• [DESCRIPTION OF THE TASK]
The required output is a single number: how many lines of the material contain the string "İstekleri".

• [RECORDS]
»»
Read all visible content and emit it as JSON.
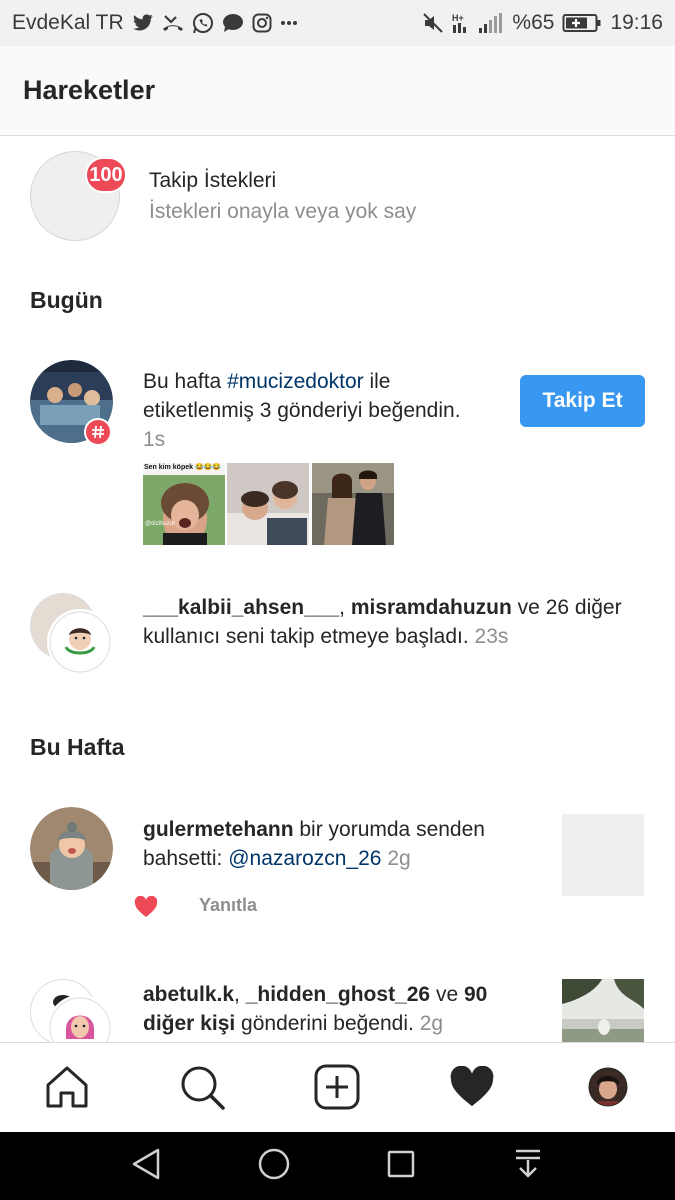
{
  "status_bar": {
    "carrier": "EvdeKal TR",
    "battery_percent": "%65",
    "time": "19:16",
    "icons_left": [
      "twitter-icon",
      "missed-call-icon",
      "whatsapp-icon",
      "message-icon",
      "instagram-icon",
      "more-dots-icon"
    ],
    "icons_right": [
      "mute-icon",
      "signal-4g-icon",
      "signal-bars-icon",
      "battery-charging-icon"
    ]
  },
  "header": {
    "title": "Hareketler"
  },
  "follow_requests": {
    "badge": "100",
    "title": "Takip İstekleri",
    "subtitle": "İstekleri onayla veya yok say"
  },
  "sections": {
    "today": "Bugün",
    "this_week": "Bu Hafta"
  },
  "notifications": {
    "hashtag": {
      "text_1": "Bu hafta ",
      "tag": "#mucizedoktor",
      "text_2": " ile etiketlenmiş 3 gönderiyi beğendin.",
      "time": "1s",
      "button": "Takip Et",
      "thumb_caption": "Sen kim köpek 😂😂😂",
      "thumb_watermark": "@dizihuzur"
    },
    "follow": {
      "user_1": "___kalbii_ahsen___",
      "sep": ", ",
      "user_2": "misramdahuzun",
      "text": " ve 26 diğer kullanıcı seni takip etmeye başladı. ",
      "time": "23s"
    },
    "mention": {
      "user": "gulermetehann",
      "text": " bir yorumda senden bahsetti: ",
      "mention": "@nazarozcn_26",
      "time": " 2g",
      "reply": "Yanıtla"
    },
    "likes": {
      "user_1": "abetulk.k",
      "sep": ", ",
      "user_2": "_hidden_ghost_26",
      "text_1": " ve ",
      "others": "90 diğer kişi",
      "text_2": " gönderini beğendi. ",
      "time": "2g"
    }
  },
  "colors": {
    "accent_blue": "#3897f0",
    "badge_red": "#ed4956",
    "link_navy": "#003569",
    "muted_gray": "#8e8e8e"
  },
  "bottom_nav": [
    "home-icon",
    "search-icon",
    "add-post-icon",
    "heart-icon",
    "profile-avatar"
  ],
  "system_nav": [
    "back-icon",
    "home-circle-icon",
    "recents-icon",
    "notification-pull-icon"
  ]
}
««
• [IN RESPONSE]
2